• **STATED EXERCISE**
Make an exact copy of all the entries below, with the pictures left out.

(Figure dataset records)
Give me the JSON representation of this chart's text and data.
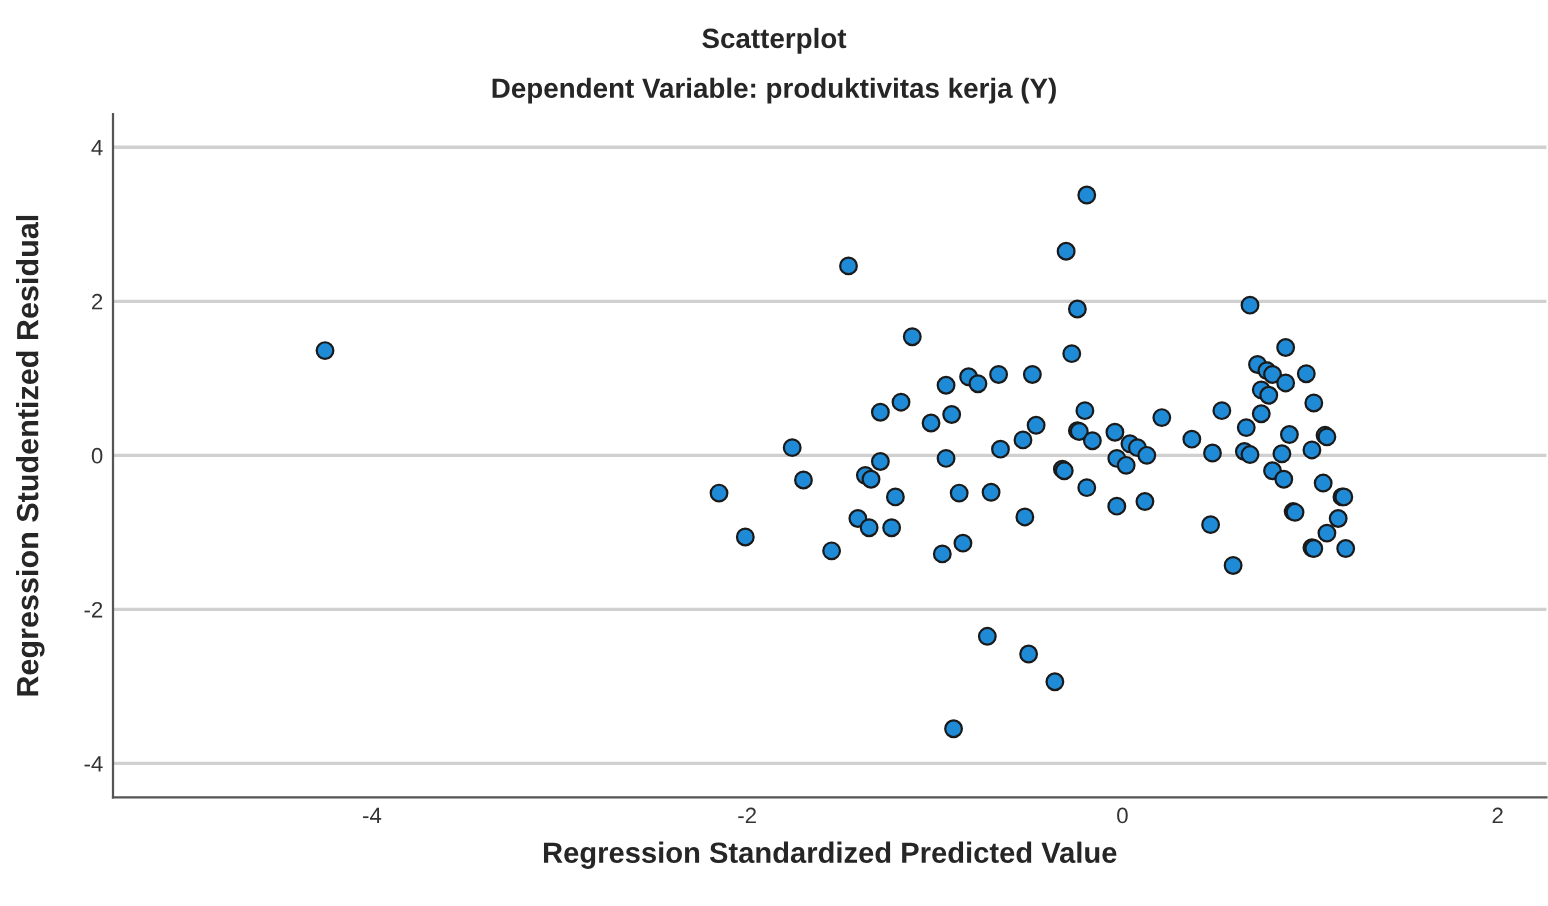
{
  "chart_data": {
    "type": "scatter",
    "title": "Scatterplot",
    "subtitle": "Dependent Variable: produktivitas kerja (Y)",
    "xlabel": "Regression Standardized Predicted Value",
    "ylabel": "Regression Studentized Residual",
    "xlim": [
      -5.38,
      2.26
    ],
    "ylim": [
      -4.44,
      4.43
    ],
    "xticks": [
      {
        "value": -4,
        "label": "-4"
      },
      {
        "value": -2,
        "label": "-2"
      },
      0,
      2
    ],
    "yticks": [
      {
        "value": -4,
        "label": "-4"
      },
      {
        "value": -2,
        "label": "-2"
      },
      0,
      2,
      4
    ],
    "grid": "y",
    "marker": "circle",
    "series": [
      {
        "color": "#1f8ad6",
        "x": [
          -0.19,
          -0.3,
          -1.46,
          -0.24,
          -1.12,
          -0.27,
          -0.94,
          -0.82,
          -0.77,
          -0.66,
          -0.48,
          -0.2,
          -1.29,
          -1.18,
          -1.02,
          -0.91,
          -0.46,
          -0.53,
          -0.24,
          -0.23,
          -0.16,
          -0.65,
          -1.76,
          -0.94,
          -1.29,
          -2.15,
          -1.7,
          -1.37,
          -1.34,
          -1.21,
          -0.87,
          -0.7,
          -0.32,
          -0.31,
          -0.19,
          -0.52,
          -2.01,
          -1.41,
          -1.35,
          -1.23,
          -1.55,
          -0.96,
          -0.85,
          -0.72,
          -0.5,
          -0.36,
          -0.9,
          0.68,
          0.87,
          0.72,
          0.77,
          0.8,
          0.98,
          0.87,
          0.74,
          0.78,
          1.02,
          0.21,
          0.53,
          0.74,
          0.66,
          -0.04,
          0.89,
          1.08,
          1.09,
          0.37,
          0.04,
          0.08,
          0.13,
          0.48,
          0.65,
          0.68,
          0.85,
          1.01,
          -0.03,
          0.02,
          0.8,
          0.86,
          1.07,
          1.17,
          1.18,
          -0.03,
          0.12,
          0.91,
          0.92,
          1.15,
          0.47,
          1.09,
          1.01,
          1.02,
          1.19,
          0.59,
          -4.25
        ],
        "values": [
          3.38,
          2.65,
          2.46,
          1.9,
          1.54,
          1.32,
          0.91,
          1.02,
          0.93,
          1.05,
          1.05,
          0.58,
          0.56,
          0.69,
          0.42,
          0.53,
          0.39,
          0.2,
          0.32,
          0.31,
          0.19,
          0.08,
          0.1,
          -0.04,
          -0.08,
          -0.49,
          -0.32,
          -0.26,
          -0.31,
          -0.54,
          -0.49,
          -0.48,
          -0.18,
          -0.2,
          -0.42,
          -0.8,
          -1.06,
          -0.82,
          -0.94,
          -0.94,
          -1.24,
          -1.28,
          -1.14,
          -2.35,
          -2.58,
          -2.94,
          -3.55,
          1.95,
          1.4,
          1.18,
          1.1,
          1.05,
          1.06,
          0.94,
          0.85,
          0.78,
          0.68,
          0.49,
          0.58,
          0.54,
          0.36,
          0.3,
          0.27,
          0.26,
          0.24,
          0.21,
          0.15,
          0.1,
          0.0,
          0.03,
          0.05,
          0.01,
          0.02,
          0.07,
          -0.04,
          -0.13,
          -0.2,
          -0.31,
          -0.36,
          -0.54,
          -0.54,
          -0.66,
          -0.6,
          -0.73,
          -0.74,
          -0.82,
          -0.9,
          -1.01,
          -1.2,
          -1.21,
          -1.21,
          -1.43,
          1.36
        ]
      }
    ]
  }
}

• **RESPONSE TO THIS TASK**
Give me the JSON representation of this chart's text and data.
{
  "chart_data": {
    "type": "scatter",
    "title": "Scatterplot",
    "subtitle": "Dependent Variable: produktivitas kerja (Y)",
    "xlabel": "Regression Standardized Predicted Value",
    "ylabel": "Regression Studentized Residual",
    "xlim": [
      -5.38,
      2.26
    ],
    "ylim": [
      -4.44,
      4.43
    ],
    "xticks": [
      {
        "value": -4,
        "label": "-4"
      },
      {
        "value": -2,
        "label": "-2"
      },
      0,
      2
    ],
    "yticks": [
      {
        "value": -4,
        "label": "-4"
      },
      {
        "value": -2,
        "label": "-2"
      },
      0,
      2,
      4
    ],
    "grid": "y",
    "marker": "circle",
    "series": [
      {
        "color": "#1f8ad6",
        "x": [
          -0.19,
          -0.3,
          -1.46,
          -0.24,
          -1.12,
          -0.27,
          -0.94,
          -0.82,
          -0.77,
          -0.66,
          -0.48,
          -0.2,
          -1.29,
          -1.18,
          -1.02,
          -0.91,
          -0.46,
          -0.53,
          -0.24,
          -0.23,
          -0.16,
          -0.65,
          -1.76,
          -0.94,
          -1.29,
          -2.15,
          -1.7,
          -1.37,
          -1.34,
          -1.21,
          -0.87,
          -0.7,
          -0.32,
          -0.31,
          -0.19,
          -0.52,
          -2.01,
          -1.41,
          -1.35,
          -1.23,
          -1.55,
          -0.96,
          -0.85,
          -0.72,
          -0.5,
          -0.36,
          -0.9,
          0.68,
          0.87,
          0.72,
          0.77,
          0.8,
          0.98,
          0.87,
          0.74,
          0.78,
          1.02,
          0.21,
          0.53,
          0.74,
          0.66,
          -0.04,
          0.89,
          1.08,
          1.09,
          0.37,
          0.04,
          0.08,
          0.13,
          0.48,
          0.65,
          0.68,
          0.85,
          1.01,
          -0.03,
          0.02,
          0.8,
          0.86,
          1.07,
          1.17,
          1.18,
          -0.03,
          0.12,
          0.91,
          0.92,
          1.15,
          0.47,
          1.09,
          1.01,
          1.02,
          1.19,
          0.59,
          -4.25
        ],
        "values": [
          3.38,
          2.65,
          2.46,
          1.9,
          1.54,
          1.32,
          0.91,
          1.02,
          0.93,
          1.05,
          1.05,
          0.58,
          0.56,
          0.69,
          0.42,
          0.53,
          0.39,
          0.2,
          0.32,
          0.31,
          0.19,
          0.08,
          0.1,
          -0.04,
          -0.08,
          -0.49,
          -0.32,
          -0.26,
          -0.31,
          -0.54,
          -0.49,
          -0.48,
          -0.18,
          -0.2,
          -0.42,
          -0.8,
          -1.06,
          -0.82,
          -0.94,
          -0.94,
          -1.24,
          -1.28,
          -1.14,
          -2.35,
          -2.58,
          -2.94,
          -3.55,
          1.95,
          1.4,
          1.18,
          1.1,
          1.05,
          1.06,
          0.94,
          0.85,
          0.78,
          0.68,
          0.49,
          0.58,
          0.54,
          0.36,
          0.3,
          0.27,
          0.26,
          0.24,
          0.21,
          0.15,
          0.1,
          0.0,
          0.03,
          0.05,
          0.01,
          0.02,
          0.07,
          -0.04,
          -0.13,
          -0.2,
          -0.31,
          -0.36,
          -0.54,
          -0.54,
          -0.66,
          -0.6,
          -0.73,
          -0.74,
          -0.82,
          -0.9,
          -1.01,
          -1.2,
          -1.21,
          -1.21,
          -1.43,
          1.36
        ]
      }
    ]
  }
}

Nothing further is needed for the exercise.